- TASK DATA
** BEGIN **

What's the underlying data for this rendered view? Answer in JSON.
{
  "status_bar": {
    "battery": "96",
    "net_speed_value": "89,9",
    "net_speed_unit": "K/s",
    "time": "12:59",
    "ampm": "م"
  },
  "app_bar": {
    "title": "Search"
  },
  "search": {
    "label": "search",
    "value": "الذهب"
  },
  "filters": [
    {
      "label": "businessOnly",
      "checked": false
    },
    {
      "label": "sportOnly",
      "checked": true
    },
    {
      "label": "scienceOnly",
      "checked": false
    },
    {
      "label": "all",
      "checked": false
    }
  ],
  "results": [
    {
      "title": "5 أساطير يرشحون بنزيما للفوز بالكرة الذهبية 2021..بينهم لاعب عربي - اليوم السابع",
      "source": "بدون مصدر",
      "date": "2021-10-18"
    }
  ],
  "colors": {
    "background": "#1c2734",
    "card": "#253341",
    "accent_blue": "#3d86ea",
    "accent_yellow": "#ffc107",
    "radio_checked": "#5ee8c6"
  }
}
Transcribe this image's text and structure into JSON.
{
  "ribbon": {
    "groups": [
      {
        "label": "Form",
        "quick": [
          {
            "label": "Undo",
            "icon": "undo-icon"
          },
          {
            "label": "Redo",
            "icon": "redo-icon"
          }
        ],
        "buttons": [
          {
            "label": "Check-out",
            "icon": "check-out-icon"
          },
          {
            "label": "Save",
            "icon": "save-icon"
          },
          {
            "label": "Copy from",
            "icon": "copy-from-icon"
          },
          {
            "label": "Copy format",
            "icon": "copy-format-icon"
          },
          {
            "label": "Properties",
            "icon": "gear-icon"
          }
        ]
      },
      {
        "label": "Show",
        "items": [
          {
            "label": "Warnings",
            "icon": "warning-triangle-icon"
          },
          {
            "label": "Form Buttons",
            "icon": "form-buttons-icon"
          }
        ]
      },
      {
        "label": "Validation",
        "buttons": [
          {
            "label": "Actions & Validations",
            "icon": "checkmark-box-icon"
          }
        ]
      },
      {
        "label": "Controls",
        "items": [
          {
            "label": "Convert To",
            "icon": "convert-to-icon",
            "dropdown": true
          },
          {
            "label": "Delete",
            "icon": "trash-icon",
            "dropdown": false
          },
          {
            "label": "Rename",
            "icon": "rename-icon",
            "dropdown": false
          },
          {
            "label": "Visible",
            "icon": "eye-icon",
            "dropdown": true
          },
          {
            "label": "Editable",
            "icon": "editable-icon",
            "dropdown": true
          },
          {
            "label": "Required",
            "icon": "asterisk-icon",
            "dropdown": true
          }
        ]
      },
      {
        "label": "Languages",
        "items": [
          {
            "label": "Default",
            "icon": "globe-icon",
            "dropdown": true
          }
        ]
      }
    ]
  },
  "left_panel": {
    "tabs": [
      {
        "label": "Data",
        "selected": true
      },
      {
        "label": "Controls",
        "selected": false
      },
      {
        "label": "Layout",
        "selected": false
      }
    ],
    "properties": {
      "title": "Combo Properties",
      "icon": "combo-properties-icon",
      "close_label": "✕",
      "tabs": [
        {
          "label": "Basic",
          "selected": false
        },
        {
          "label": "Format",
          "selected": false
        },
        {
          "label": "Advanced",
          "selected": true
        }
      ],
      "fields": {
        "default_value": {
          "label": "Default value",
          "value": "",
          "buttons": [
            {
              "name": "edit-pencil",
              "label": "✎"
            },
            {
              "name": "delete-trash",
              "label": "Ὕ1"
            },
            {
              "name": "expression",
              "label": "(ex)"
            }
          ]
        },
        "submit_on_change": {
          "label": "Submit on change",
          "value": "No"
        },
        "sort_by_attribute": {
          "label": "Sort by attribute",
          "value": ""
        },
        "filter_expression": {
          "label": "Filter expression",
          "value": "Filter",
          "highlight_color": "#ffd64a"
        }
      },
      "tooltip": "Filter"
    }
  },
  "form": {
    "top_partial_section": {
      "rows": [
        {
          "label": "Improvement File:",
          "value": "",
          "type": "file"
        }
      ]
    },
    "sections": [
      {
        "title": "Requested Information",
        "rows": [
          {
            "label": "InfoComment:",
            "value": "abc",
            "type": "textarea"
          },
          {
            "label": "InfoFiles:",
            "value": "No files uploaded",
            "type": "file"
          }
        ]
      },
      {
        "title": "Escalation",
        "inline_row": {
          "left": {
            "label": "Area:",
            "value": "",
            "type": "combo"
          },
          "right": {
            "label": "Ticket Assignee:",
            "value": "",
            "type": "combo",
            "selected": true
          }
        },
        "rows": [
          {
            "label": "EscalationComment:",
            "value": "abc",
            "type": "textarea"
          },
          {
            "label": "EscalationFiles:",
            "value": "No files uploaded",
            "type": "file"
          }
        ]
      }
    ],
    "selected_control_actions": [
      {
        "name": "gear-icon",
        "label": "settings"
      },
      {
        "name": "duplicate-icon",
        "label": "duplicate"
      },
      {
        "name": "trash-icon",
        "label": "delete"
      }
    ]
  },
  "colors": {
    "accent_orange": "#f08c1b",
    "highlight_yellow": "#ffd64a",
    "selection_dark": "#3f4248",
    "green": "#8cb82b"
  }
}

** END **

- SHORT PROBLEM
Print the records above in full, exactly.

- SOLUTION BELOW
What's the underlying data for this rendered view? Answer in JSON.
{
  "status_bar": {
    "battery": "96",
    "net_speed_value": "89,9",
    "net_speed_unit": "K/s",
    "time": "12:59",
    "ampm": "م"
  },
  "app_bar": {
    "title": "Search"
  },
  "search": {
    "label": "search",
    "value": "الذهب"
  },
  "filters": [
    {
      "label": "businessOnly",
      "checked": false
    },
    {
      "label": "sportOnly",
      "checked": true
    },
    {
      "label": "scienceOnly",
      "checked": false
    },
    {
      "label": "all",
      "checked": false
    }
  ],
  "results": [
    {
      "title": "5 أساطير يرشحون بنزيما للفوز بالكرة الذهبية 2021..بينهم لاعب عربي - اليوم السابع",
      "source": "بدون مصدر",
      "date": "2021-10-18"
    }
  ],
  "colors": {
    "background": "#1c2734",
    "card": "#253341",
    "accent_blue": "#3d86ea",
    "accent_yellow": "#ffc107",
    "radio_checked": "#5ee8c6"
  }
}
Transcribe this image's text and structure into JSON.
{
  "ribbon": {
    "groups": [
      {
        "label": "Form",
        "quick": [
          {
            "label": "Undo",
            "icon": "undo-icon"
          },
          {
            "label": "Redo",
            "icon": "redo-icon"
          }
        ],
        "buttons": [
          {
            "label": "Check-out",
            "icon": "check-out-icon"
          },
          {
            "label": "Save",
            "icon": "save-icon"
          },
          {
            "label": "Copy from",
            "icon": "copy-from-icon"
          },
          {
            "label": "Copy format",
            "icon": "copy-format-icon"
          },
          {
            "label": "Properties",
            "icon": "gear-icon"
          }
        ]
      },
      {
        "label": "Show",
        "items": [
          {
            "label": "Warnings",
            "icon": "warning-triangle-icon"
          },
          {
            "label": "Form Buttons",
            "icon": "form-buttons-icon"
          }
        ]
      },
      {
        "label": "Validation",
        "buttons": [
          {
            "label": "Actions & Validations",
            "icon": "checkmark-box-icon"
          }
        ]
      },
      {
        "label": "Controls",
        "items": [
          {
            "label": "Convert To",
            "icon": "convert-to-icon",
            "dropdown": true
          },
          {
            "label": "Delete",
            "icon": "trash-icon",
            "dropdown": false
          },
          {
            "label": "Rename",
            "icon": "rename-icon",
            "dropdown": false
          },
          {
            "label": "Visible",
            "icon": "eye-icon",
            "dropdown": true
          },
          {
            "label": "Editable",
            "icon": "editable-icon",
            "dropdown": true
          },
          {
            "label": "Required",
            "icon": "asterisk-icon",
            "dropdown": true
          }
        ]
      },
      {
        "label": "Languages",
        "items": [
          {
            "label": "Default",
            "icon": "globe-icon",
            "dropdown": true
          }
        ]
      }
    ]
  },
  "left_panel": {
    "tabs": [
      {
        "label": "Data",
        "selected": true
      },
      {
        "label": "Controls",
        "selected": false
      },
      {
        "label": "Layout",
        "selected": false
      }
    ],
    "properties": {
      "title": "Combo Properties",
      "icon": "combo-properties-icon",
      "close_label": "✕",
      "tabs": [
        {
          "label": "Basic",
          "selected": false
        },
        {
          "label": "Format",
          "selected": false
        },
        {
          "label": "Advanced",
          "selected": true
        }
      ],
      "fields": {
        "default_value": {
          "label": "Default value",
          "value": "",
          "buttons": [
            {
              "name": "edit-pencil",
              "label": "✎"
            },
            {
              "name": "delete-trash",
              "label": "Ὕ1"
            },
            {
              "name": "expression",
              "label": "(ex)"
            }
          ]
        },
        "submit_on_change": {
          "label": "Submit on change",
          "value": "No"
        },
        "sort_by_attribute": {
          "label": "Sort by attribute",
          "value": ""
        },
        "filter_expression": {
          "label": "Filter expression",
          "value": "Filter",
          "highlight_color": "#ffd64a"
        }
      },
      "tooltip": "Filter"
    }
  },
  "form": {
    "top_partial_section": {
      "rows": [
        {
          "label": "Improvement File:",
          "value": "",
          "type": "file"
        }
      ]
    },
    "sections": [
      {
        "title": "Requested Information",
        "rows": [
          {
            "label": "InfoComment:",
            "value": "abc",
            "type": "textarea"
          },
          {
            "label": "InfoFiles:",
            "value": "No files uploaded",
            "type": "file"
          }
        ]
      },
      {
        "title": "Escalation",
        "inline_row": {
          "left": {
            "label": "Area:",
            "value": "",
            "type": "combo"
          },
          "right": {
            "label": "Ticket Assignee:",
            "value": "",
            "type": "combo",
            "selected": true
          }
        },
        "rows": [
          {
            "label": "EscalationComment:",
            "value": "abc",
            "type": "textarea"
          },
          {
            "label": "EscalationFiles:",
            "value": "No files uploaded",
            "type": "file"
          }
        ]
      }
    ],
    "selected_control_actions": [
      {
        "name": "gear-icon",
        "label": "settings"
      },
      {
        "name": "duplicate-icon",
        "label": "duplicate"
      },
      {
        "name": "trash-icon",
        "label": "delete"
      }
    ]
  },
  "colors": {
    "accent_orange": "#f08c1b",
    "highlight_yellow": "#ffd64a",
    "selection_dark": "#3f4248",
    "green": "#8cb82b"
  }
}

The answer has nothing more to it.